Exercise task ▸ Each entry needs to be restated exactly as written.

Supplied data ▸

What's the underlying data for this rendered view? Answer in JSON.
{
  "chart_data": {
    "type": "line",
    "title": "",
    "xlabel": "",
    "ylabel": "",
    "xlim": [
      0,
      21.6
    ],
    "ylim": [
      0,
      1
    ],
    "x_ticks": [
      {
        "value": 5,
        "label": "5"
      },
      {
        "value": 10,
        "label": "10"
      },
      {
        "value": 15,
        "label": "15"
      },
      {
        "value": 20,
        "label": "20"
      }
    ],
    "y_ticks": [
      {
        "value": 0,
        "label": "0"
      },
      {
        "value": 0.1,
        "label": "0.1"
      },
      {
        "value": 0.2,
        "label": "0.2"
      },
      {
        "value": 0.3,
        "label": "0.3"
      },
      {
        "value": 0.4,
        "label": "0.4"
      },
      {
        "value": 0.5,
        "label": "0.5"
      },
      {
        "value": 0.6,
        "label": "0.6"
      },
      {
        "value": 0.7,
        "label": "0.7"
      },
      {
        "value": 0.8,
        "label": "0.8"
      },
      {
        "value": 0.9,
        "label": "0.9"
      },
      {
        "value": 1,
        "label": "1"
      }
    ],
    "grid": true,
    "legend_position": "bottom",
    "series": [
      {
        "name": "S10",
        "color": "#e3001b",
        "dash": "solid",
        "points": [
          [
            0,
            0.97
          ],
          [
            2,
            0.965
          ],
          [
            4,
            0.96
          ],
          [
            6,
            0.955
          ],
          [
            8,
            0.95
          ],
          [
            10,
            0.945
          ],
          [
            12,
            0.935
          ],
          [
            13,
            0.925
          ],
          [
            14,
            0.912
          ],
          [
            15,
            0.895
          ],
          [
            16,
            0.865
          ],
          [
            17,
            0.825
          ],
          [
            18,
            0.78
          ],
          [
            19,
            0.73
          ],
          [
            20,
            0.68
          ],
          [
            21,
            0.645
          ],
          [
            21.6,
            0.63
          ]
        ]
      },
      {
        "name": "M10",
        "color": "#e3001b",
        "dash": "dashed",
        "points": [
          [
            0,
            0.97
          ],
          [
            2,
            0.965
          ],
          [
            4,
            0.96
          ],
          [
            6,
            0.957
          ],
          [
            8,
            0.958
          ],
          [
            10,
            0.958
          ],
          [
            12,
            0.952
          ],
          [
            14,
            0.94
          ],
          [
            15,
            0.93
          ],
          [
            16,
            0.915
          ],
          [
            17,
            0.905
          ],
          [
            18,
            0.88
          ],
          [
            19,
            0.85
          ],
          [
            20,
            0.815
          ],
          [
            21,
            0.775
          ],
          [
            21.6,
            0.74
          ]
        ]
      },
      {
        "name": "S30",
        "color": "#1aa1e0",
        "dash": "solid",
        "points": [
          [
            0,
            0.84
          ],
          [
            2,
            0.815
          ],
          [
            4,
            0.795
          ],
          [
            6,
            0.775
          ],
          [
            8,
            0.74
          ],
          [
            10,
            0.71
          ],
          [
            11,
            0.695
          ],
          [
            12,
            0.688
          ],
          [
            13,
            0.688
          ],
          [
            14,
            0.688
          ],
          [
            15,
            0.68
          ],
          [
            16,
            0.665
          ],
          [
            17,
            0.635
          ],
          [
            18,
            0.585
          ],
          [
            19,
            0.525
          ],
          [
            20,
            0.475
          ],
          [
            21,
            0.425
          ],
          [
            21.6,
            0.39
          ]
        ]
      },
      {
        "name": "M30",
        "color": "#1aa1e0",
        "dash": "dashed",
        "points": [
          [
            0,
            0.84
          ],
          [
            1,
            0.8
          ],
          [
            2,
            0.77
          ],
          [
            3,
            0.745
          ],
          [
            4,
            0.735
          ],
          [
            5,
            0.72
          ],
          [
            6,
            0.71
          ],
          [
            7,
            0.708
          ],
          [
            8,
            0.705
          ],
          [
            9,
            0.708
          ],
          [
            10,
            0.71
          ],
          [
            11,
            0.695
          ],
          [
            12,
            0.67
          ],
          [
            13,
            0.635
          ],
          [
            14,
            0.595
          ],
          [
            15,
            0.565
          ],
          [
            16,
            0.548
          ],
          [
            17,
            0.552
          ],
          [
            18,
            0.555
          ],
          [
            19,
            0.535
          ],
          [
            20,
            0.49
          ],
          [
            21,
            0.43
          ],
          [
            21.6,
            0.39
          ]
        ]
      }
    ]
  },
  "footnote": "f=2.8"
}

Output of the exercise ▸
What's the underlying data for this rendered view? Answer in JSON.
{
  "chart_data": {
    "type": "line",
    "title": "",
    "xlabel": "",
    "ylabel": "",
    "xlim": [
      0,
      21.6
    ],
    "ylim": [
      0,
      1
    ],
    "x_ticks": [
      {
        "value": 5,
        "label": "5"
      },
      {
        "value": 10,
        "label": "10"
      },
      {
        "value": 15,
        "label": "15"
      },
      {
        "value": 20,
        "label": "20"
      }
    ],
    "y_ticks": [
      {
        "value": 0,
        "label": "0"
      },
      {
        "value": 0.1,
        "label": "0.1"
      },
      {
        "value": 0.2,
        "label": "0.2"
      },
      {
        "value": 0.3,
        "label": "0.3"
      },
      {
        "value": 0.4,
        "label": "0.4"
      },
      {
        "value": 0.5,
        "label": "0.5"
      },
      {
        "value": 0.6,
        "label": "0.6"
      },
      {
        "value": 0.7,
        "label": "0.7"
      },
      {
        "value": 0.8,
        "label": "0.8"
      },
      {
        "value": 0.9,
        "label": "0.9"
      },
      {
        "value": 1,
        "label": "1"
      }
    ],
    "grid": true,
    "legend_position": "bottom",
    "series": [
      {
        "name": "S10",
        "color": "#e3001b",
        "dash": "solid",
        "points": [
          [
            0,
            0.97
          ],
          [
            2,
            0.965
          ],
          [
            4,
            0.96
          ],
          [
            6,
            0.955
          ],
          [
            8,
            0.95
          ],
          [
            10,
            0.945
          ],
          [
            12,
            0.935
          ],
          [
            13,
            0.925
          ],
          [
            14,
            0.912
          ],
          [
            15,
            0.895
          ],
          [
            16,
            0.865
          ],
          [
            17,
            0.825
          ],
          [
            18,
            0.78
          ],
          [
            19,
            0.73
          ],
          [
            20,
            0.68
          ],
          [
            21,
            0.645
          ],
          [
            21.6,
            0.63
          ]
        ]
      },
      {
        "name": "M10",
        "color": "#e3001b",
        "dash": "dashed",
        "points": [
          [
            0,
            0.97
          ],
          [
            2,
            0.965
          ],
          [
            4,
            0.96
          ],
          [
            6,
            0.957
          ],
          [
            8,
            0.958
          ],
          [
            10,
            0.958
          ],
          [
            12,
            0.952
          ],
          [
            14,
            0.94
          ],
          [
            15,
            0.93
          ],
          [
            16,
            0.915
          ],
          [
            17,
            0.905
          ],
          [
            18,
            0.88
          ],
          [
            19,
            0.85
          ],
          [
            20,
            0.815
          ],
          [
            21,
            0.775
          ],
          [
            21.6,
            0.74
          ]
        ]
      },
      {
        "name": "S30",
        "color": "#1aa1e0",
        "dash": "solid",
        "points": [
          [
            0,
            0.84
          ],
          [
            2,
            0.815
          ],
          [
            4,
            0.795
          ],
          [
            6,
            0.775
          ],
          [
            8,
            0.74
          ],
          [
            10,
            0.71
          ],
          [
            11,
            0.695
          ],
          [
            12,
            0.688
          ],
          [
            13,
            0.688
          ],
          [
            14,
            0.688
          ],
          [
            15,
            0.68
          ],
          [
            16,
            0.665
          ],
          [
            17,
            0.635
          ],
          [
            18,
            0.585
          ],
          [
            19,
            0.525
          ],
          [
            20,
            0.475
          ],
          [
            21,
            0.425
          ],
          [
            21.6,
            0.39
          ]
        ]
      },
      {
        "name": "M30",
        "color": "#1aa1e0",
        "dash": "dashed",
        "points": [
          [
            0,
            0.84
          ],
          [
            1,
            0.8
          ],
          [
            2,
            0.77
          ],
          [
            3,
            0.745
          ],
          [
            4,
            0.735
          ],
          [
            5,
            0.72
          ],
          [
            6,
            0.71
          ],
          [
            7,
            0.708
          ],
          [
            8,
            0.705
          ],
          [
            9,
            0.708
          ],
          [
            10,
            0.71
          ],
          [
            11,
            0.695
          ],
          [
            12,
            0.67
          ],
          [
            13,
            0.635
          ],
          [
            14,
            0.595
          ],
          [
            15,
            0.565
          ],
          [
            16,
            0.548
          ],
          [
            17,
            0.552
          ],
          [
            18,
            0.555
          ],
          [
            19,
            0.535
          ],
          [
            20,
            0.49
          ],
          [
            21,
            0.43
          ],
          [
            21.6,
            0.39
          ]
        ]
      }
    ]
  },
  "footnote": "f=2.8"
}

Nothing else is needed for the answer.